### The problem:
Copy out each line that includes the word "Zentralverwaltung".

### Rows:

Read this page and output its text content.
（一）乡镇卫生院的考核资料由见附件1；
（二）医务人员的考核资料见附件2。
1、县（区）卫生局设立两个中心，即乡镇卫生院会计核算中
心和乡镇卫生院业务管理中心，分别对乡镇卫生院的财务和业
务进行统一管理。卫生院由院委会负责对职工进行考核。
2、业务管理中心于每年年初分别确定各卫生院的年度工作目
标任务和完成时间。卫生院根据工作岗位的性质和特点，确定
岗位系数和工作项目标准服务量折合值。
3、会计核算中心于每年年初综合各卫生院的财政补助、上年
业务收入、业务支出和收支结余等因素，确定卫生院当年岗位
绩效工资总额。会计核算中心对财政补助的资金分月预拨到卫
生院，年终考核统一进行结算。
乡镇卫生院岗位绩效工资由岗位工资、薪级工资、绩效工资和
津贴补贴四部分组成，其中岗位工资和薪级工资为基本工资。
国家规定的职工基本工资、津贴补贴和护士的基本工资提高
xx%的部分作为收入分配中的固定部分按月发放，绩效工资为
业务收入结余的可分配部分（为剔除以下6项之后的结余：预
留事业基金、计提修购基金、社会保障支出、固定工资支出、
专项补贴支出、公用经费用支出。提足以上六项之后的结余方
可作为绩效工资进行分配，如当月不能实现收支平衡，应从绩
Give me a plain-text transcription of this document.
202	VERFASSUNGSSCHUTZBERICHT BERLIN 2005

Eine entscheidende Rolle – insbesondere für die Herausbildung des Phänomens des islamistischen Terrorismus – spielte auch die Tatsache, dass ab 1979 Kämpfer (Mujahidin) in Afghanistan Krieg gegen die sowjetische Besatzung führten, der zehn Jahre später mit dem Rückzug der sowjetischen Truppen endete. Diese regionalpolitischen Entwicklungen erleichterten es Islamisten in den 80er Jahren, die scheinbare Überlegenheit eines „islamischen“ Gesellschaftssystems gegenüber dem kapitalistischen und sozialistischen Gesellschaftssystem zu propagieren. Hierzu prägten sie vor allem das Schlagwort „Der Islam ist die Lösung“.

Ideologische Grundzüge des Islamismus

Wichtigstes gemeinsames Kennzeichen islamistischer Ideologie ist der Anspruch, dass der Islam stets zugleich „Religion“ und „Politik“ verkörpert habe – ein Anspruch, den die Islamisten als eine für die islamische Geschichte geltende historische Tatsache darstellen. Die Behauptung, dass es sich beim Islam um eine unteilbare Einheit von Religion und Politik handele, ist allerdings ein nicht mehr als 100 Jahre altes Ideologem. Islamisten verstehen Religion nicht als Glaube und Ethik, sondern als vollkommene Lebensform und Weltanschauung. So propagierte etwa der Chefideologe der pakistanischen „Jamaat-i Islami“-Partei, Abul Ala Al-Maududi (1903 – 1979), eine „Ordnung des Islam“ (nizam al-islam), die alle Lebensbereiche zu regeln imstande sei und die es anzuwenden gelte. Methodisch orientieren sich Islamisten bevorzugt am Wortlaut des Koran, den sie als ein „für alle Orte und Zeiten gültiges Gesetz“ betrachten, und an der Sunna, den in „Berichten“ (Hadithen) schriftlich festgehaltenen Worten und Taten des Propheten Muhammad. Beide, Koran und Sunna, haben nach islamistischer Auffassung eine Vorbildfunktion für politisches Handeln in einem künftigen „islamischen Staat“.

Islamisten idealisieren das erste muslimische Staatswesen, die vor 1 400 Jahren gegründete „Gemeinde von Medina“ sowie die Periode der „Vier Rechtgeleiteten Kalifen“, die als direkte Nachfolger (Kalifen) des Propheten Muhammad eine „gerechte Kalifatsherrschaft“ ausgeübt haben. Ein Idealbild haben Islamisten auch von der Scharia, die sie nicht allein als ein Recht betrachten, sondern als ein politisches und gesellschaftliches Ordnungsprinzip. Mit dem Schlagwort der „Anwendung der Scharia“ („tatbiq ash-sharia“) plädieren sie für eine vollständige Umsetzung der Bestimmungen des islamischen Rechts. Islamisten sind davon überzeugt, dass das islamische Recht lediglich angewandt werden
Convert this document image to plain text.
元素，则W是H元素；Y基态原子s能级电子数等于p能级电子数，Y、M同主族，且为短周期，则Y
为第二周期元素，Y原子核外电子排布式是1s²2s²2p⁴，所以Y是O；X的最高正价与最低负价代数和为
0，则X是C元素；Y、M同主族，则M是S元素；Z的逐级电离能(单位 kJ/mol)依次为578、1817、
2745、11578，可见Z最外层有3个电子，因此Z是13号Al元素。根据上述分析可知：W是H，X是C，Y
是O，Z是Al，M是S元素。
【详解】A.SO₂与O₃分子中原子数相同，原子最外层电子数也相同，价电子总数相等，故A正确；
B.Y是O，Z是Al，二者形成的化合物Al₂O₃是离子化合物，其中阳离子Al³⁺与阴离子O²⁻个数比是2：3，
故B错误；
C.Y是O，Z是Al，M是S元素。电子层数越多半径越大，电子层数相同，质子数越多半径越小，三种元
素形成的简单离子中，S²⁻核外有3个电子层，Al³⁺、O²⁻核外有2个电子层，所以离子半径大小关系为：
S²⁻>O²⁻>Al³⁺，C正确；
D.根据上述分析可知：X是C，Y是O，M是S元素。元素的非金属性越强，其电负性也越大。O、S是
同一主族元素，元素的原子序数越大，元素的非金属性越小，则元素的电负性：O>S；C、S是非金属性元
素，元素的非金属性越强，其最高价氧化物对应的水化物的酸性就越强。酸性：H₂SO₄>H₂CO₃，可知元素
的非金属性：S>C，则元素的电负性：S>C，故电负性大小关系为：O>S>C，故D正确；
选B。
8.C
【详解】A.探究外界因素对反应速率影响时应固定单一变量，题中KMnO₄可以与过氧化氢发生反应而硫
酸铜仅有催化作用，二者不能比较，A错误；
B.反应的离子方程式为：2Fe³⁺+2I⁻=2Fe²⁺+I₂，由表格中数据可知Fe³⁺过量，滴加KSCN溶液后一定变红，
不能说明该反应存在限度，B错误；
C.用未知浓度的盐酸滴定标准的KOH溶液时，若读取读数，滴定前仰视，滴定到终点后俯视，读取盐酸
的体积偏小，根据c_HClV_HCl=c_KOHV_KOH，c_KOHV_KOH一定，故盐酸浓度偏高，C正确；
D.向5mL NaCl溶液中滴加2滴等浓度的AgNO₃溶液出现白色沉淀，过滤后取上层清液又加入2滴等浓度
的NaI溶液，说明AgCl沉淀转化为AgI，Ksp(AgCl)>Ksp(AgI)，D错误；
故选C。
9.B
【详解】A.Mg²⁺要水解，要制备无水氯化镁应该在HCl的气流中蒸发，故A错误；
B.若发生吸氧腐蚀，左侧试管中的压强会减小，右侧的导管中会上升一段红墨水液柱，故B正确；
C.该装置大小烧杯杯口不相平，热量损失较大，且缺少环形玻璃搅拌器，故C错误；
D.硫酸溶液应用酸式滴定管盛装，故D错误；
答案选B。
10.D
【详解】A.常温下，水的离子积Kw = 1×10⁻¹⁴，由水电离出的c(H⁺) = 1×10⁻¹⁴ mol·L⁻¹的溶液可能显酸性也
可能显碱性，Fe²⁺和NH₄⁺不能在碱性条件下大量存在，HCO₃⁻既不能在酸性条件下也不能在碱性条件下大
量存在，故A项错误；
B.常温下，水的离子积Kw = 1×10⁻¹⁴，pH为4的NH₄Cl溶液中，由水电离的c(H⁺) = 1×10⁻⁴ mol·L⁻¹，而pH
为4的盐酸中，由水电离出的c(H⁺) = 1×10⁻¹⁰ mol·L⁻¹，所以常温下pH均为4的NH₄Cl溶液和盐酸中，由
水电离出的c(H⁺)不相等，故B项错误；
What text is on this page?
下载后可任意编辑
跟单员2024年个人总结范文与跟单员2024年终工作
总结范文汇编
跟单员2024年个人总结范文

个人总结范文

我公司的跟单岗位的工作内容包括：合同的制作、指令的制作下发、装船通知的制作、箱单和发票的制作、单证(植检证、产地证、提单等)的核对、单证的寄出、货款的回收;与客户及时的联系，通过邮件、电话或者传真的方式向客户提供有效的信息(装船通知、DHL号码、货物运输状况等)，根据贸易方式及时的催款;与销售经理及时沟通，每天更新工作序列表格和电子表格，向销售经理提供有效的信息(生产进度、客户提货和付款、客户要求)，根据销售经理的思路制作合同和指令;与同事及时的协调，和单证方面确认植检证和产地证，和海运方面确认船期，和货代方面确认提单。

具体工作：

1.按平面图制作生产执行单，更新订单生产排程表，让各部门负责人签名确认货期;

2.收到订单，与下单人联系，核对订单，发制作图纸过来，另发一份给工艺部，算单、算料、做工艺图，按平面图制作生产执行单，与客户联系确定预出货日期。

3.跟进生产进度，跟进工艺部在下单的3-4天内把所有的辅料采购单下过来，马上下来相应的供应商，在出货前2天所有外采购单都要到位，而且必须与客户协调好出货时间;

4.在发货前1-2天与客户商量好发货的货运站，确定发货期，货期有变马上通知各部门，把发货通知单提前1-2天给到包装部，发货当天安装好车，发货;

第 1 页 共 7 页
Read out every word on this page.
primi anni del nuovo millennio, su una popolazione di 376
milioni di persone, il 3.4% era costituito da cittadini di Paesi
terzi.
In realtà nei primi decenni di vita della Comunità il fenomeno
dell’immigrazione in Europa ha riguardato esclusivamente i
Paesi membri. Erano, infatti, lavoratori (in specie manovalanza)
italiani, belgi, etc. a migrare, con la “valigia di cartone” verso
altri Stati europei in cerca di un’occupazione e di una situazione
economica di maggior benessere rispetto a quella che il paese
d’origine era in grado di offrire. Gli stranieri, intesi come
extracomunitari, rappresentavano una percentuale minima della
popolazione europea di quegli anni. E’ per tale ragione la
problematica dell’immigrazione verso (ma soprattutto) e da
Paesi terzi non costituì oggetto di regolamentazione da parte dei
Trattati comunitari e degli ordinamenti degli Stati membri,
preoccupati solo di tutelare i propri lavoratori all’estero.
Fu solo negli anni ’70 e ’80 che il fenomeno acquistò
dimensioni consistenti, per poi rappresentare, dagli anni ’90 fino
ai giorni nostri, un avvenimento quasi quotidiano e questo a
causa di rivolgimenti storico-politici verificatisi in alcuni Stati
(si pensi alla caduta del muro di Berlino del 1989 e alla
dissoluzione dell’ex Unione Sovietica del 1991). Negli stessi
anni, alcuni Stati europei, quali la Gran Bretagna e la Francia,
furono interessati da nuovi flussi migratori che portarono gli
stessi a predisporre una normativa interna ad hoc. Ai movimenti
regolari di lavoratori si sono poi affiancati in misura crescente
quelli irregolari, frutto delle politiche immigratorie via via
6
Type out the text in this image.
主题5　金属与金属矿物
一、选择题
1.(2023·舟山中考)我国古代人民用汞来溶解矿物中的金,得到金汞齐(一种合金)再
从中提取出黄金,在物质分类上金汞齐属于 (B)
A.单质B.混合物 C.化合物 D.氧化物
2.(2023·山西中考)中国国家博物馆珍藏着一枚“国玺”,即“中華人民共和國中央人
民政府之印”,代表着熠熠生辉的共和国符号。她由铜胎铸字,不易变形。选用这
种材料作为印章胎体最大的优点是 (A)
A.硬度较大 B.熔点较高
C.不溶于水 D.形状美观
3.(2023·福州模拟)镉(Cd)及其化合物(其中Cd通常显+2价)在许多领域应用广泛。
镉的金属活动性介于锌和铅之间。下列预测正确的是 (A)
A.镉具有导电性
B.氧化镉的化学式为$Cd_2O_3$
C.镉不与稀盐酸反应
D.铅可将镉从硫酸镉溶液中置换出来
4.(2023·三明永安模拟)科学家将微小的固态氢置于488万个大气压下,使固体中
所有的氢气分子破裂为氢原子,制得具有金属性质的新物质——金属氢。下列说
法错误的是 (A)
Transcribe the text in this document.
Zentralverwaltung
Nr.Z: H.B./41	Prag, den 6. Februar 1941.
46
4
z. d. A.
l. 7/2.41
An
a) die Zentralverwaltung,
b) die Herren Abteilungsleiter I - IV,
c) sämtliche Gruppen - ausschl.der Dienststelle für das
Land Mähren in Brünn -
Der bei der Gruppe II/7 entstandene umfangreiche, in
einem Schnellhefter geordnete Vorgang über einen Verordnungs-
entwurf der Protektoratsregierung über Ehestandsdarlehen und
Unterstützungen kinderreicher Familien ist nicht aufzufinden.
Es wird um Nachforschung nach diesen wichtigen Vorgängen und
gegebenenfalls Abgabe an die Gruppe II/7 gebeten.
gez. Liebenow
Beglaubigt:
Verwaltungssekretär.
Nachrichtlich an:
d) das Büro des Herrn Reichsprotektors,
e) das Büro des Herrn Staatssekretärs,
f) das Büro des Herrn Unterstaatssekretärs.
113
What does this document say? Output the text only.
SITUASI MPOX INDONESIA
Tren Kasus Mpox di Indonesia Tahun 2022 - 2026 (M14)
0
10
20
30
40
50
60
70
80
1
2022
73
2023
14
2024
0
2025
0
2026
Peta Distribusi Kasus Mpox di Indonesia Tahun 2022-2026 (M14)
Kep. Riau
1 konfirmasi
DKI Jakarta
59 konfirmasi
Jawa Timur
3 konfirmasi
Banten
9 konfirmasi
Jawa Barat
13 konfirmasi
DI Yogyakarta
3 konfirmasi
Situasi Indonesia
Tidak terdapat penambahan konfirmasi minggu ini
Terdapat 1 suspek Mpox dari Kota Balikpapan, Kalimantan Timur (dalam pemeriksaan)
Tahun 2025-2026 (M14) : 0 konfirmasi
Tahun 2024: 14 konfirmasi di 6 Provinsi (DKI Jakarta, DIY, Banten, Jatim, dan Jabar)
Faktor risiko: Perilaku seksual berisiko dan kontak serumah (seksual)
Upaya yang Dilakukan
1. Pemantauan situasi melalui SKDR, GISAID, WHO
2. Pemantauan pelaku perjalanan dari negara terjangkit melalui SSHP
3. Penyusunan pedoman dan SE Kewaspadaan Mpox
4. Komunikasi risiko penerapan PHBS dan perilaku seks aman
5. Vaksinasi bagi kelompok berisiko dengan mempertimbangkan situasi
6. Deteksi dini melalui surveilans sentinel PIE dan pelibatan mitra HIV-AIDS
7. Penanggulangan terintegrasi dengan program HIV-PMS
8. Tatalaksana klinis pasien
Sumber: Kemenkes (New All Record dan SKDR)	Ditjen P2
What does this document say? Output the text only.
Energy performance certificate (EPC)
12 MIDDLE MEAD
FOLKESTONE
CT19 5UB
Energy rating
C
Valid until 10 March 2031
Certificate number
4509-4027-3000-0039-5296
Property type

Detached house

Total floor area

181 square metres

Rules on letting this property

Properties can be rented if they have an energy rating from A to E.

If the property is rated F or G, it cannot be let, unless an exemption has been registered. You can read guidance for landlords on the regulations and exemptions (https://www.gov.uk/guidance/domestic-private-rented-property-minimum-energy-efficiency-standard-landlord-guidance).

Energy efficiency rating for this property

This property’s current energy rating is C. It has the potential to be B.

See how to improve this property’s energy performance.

### Exercise answer:
Zentralverwaltung
a) die Zentralverwaltung,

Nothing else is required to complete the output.